* [EXERCISE REQUIREMENTS]:
Will you print the material below without altering a single character?
[start]
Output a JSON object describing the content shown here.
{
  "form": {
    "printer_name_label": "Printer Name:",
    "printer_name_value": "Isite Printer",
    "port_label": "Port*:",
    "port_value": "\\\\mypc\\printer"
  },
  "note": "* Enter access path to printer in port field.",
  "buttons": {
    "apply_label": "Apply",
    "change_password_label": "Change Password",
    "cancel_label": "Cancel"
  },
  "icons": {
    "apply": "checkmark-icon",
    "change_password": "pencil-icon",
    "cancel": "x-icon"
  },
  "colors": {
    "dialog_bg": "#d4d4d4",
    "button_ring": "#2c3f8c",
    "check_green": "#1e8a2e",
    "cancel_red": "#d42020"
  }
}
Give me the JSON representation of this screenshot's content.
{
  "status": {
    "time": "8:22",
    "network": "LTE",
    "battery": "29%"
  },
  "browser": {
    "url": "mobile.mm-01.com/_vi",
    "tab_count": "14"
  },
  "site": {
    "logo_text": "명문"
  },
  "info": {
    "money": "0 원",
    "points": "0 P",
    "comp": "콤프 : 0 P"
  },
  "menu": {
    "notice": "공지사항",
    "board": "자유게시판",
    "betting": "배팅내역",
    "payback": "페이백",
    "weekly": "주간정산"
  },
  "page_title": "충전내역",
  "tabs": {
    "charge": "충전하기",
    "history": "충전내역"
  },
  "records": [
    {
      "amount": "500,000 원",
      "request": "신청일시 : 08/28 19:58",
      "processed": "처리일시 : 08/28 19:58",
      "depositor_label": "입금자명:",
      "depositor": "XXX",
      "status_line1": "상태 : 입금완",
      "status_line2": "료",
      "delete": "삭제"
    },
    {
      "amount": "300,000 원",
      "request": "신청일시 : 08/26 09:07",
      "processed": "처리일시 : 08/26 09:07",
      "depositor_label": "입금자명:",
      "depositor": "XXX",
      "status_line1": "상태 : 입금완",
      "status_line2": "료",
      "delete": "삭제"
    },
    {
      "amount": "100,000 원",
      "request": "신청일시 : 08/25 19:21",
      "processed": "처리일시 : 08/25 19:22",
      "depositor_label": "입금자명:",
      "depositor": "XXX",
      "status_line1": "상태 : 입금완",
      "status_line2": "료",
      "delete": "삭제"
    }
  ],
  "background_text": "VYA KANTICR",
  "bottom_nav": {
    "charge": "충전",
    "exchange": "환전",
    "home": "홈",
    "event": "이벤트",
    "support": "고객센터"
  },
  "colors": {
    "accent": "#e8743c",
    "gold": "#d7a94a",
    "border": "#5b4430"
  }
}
[end]
* [ANSWER TO THIS EXERCISE]:
Output a JSON object describing the content shown here.
{
  "form": {
    "printer_name_label": "Printer Name:",
    "printer_name_value": "Isite Printer",
    "port_label": "Port*:",
    "port_value": "\\\\mypc\\printer"
  },
  "note": "* Enter access path to printer in port field.",
  "buttons": {
    "apply_label": "Apply",
    "change_password_label": "Change Password",
    "cancel_label": "Cancel"
  },
  "icons": {
    "apply": "checkmark-icon",
    "change_password": "pencil-icon",
    "cancel": "x-icon"
  },
  "colors": {
    "dialog_bg": "#d4d4d4",
    "button_ring": "#2c3f8c",
    "check_green": "#1e8a2e",
    "cancel_red": "#d42020"
  }
}
Give me the JSON representation of this screenshot's content.
{
  "status": {
    "time": "8:22",
    "network": "LTE",
    "battery": "29%"
  },
  "browser": {
    "url": "mobile.mm-01.com/_vi",
    "tab_count": "14"
  },
  "site": {
    "logo_text": "명문"
  },
  "info": {
    "money": "0 원",
    "points": "0 P",
    "comp": "콤프 : 0 P"
  },
  "menu": {
    "notice": "공지사항",
    "board": "자유게시판",
    "betting": "배팅내역",
    "payback": "페이백",
    "weekly": "주간정산"
  },
  "page_title": "충전내역",
  "tabs": {
    "charge": "충전하기",
    "history": "충전내역"
  },
  "records": [
    {
      "amount": "500,000 원",
      "request": "신청일시 : 08/28 19:58",
      "processed": "처리일시 : 08/28 19:58",
      "depositor_label": "입금자명:",
      "depositor": "XXX",
      "status_line1": "상태 : 입금완",
      "status_line2": "료",
      "delete": "삭제"
    },
    {
      "amount": "300,000 원",
      "request": "신청일시 : 08/26 09:07",
      "processed": "처리일시 : 08/26 09:07",
      "depositor_label": "입금자명:",
      "depositor": "XXX",
      "status_line1": "상태 : 입금완",
      "status_line2": "료",
      "delete": "삭제"
    },
    {
      "amount": "100,000 원",
      "request": "신청일시 : 08/25 19:21",
      "processed": "처리일시 : 08/25 19:22",
      "depositor_label": "입금자명:",
      "depositor": "XXX",
      "status_line1": "상태 : 입금완",
      "status_line2": "료",
      "delete": "삭제"
    }
  ],
  "background_text": "VYA KANTICR",
  "bottom_nav": {
    "charge": "충전",
    "exchange": "환전",
    "home": "홈",
    "event": "이벤트",
    "support": "고객센터"
  },
  "colors": {
    "accent": "#e8743c",
    "gold": "#d7a94a",
    "border": "#5b4430"
  }
}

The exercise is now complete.